**GIVEN REQUEST:** Identify all lines below that hold "JSON" and collect them.

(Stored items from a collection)
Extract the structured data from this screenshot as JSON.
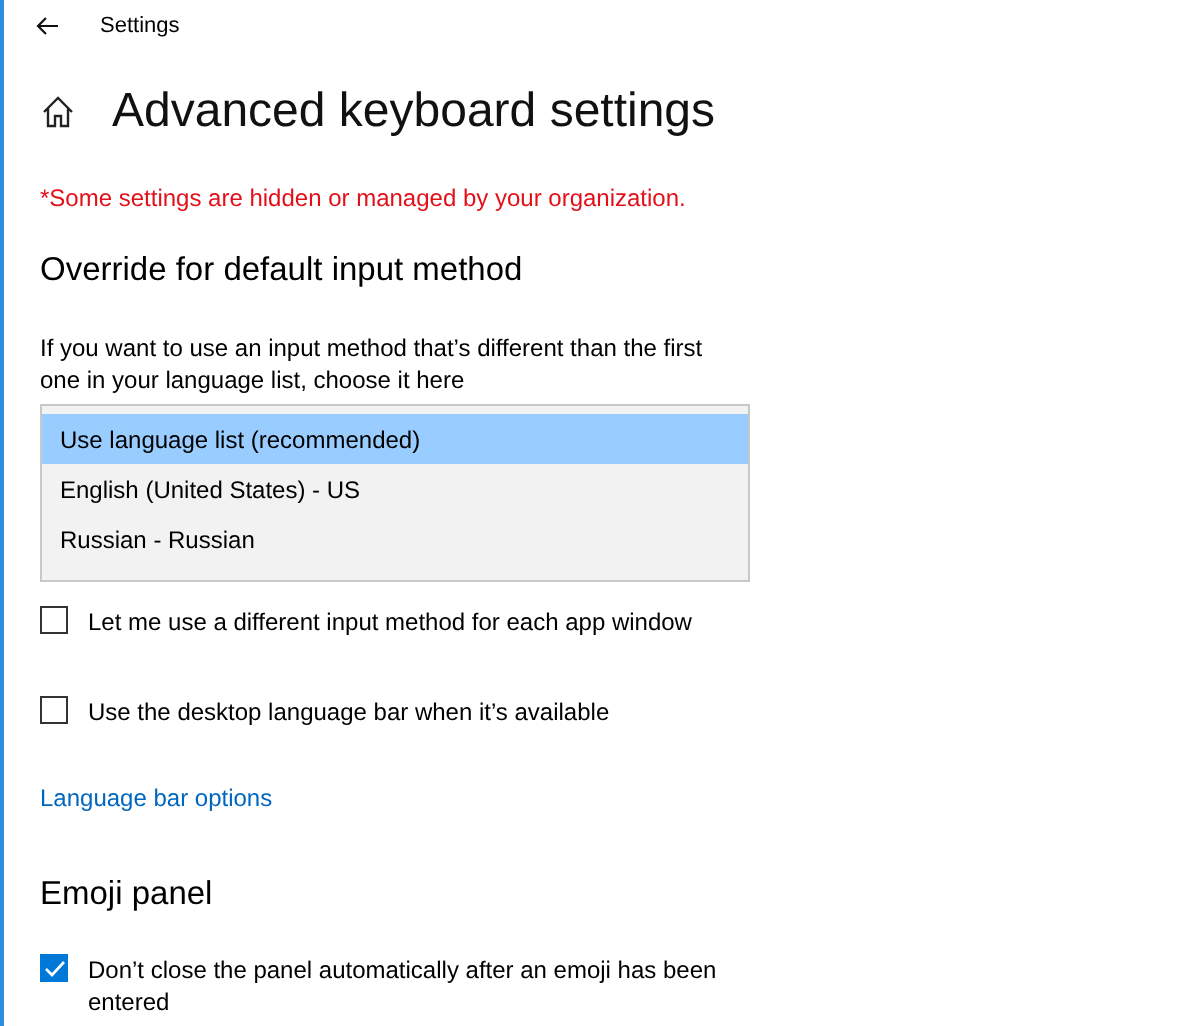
{
  "window": {
    "title": "Settings"
  },
  "page": {
    "title": "Advanced keyboard settings"
  },
  "warning": "*Some settings are hidden or managed by your organization.",
  "override": {
    "heading": "Override for default input method",
    "description": "If you want to use an input method that’s different than the first one in your language list, choose it here",
    "options": [
      {
        "label": "Use language list (recommended)",
        "selected": true
      },
      {
        "label": "English (United States) - US",
        "selected": false
      },
      {
        "label": "Russian - Russian",
        "selected": false
      }
    ]
  },
  "switching": [
    {
      "label": "Let me use a different input method for each app window",
      "checked": false
    },
    {
      "label": "Use the desktop language bar when it’s available",
      "checked": false
    }
  ],
  "link": "Language bar options",
  "emoji": {
    "heading": "Emoji panel",
    "options": [
      {
        "label": "Don’t close the panel automatically after an emoji has been entered",
        "checked": true
      }
    ]
  }
}
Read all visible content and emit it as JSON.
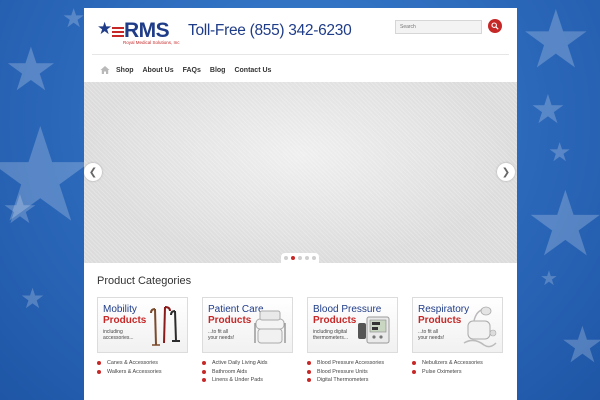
{
  "header": {
    "logo_text": "RMS",
    "logo_sub": "Royal Medical Solutions, Inc",
    "tollfree": "Toll-Free (855) 342-6230",
    "search_placeholder": "Search"
  },
  "nav": {
    "items": [
      {
        "label": "Shop"
      },
      {
        "label": "About Us"
      },
      {
        "label": "FAQs"
      },
      {
        "label": "Blog"
      },
      {
        "label": "Contact Us"
      }
    ]
  },
  "slider": {
    "slide_count": 5,
    "active_slide": 2
  },
  "categories": {
    "title": "Product Categories",
    "cards": [
      {
        "title1": "Mobility",
        "title2": "Products",
        "sub": "including\naccessories...",
        "items": [
          "Canes & Accessories",
          "Walkers & Accessories"
        ]
      },
      {
        "title1": "Patient Care",
        "title2": "Products",
        "sub": "...to fit all\nyour needs!",
        "items": [
          "Active Daily Living Aids",
          "Bathroom Aids",
          "Linens & Under Pads"
        ]
      },
      {
        "title1": "Blood Pressure",
        "title2": "Products",
        "sub": "including digital\nthermometers...",
        "items": [
          "Blood Pressure Accessories",
          "Blood Pressure Units",
          "Digital Thermometers"
        ]
      },
      {
        "title1": "Respiratory",
        "title2": "Products",
        "sub": "...to fit all\nyour needs!",
        "items": [
          "Nebulizers & Accessories",
          "Pulse Oximeters"
        ]
      }
    ]
  },
  "colors": {
    "brand_blue": "#1f3c88",
    "brand_red": "#c62828",
    "background": "#2f6fbf"
  }
}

**OUTPUT BELOW:**
Extract the structured data from this screenshot as JSON.
Read all visible content and emit it as JSON.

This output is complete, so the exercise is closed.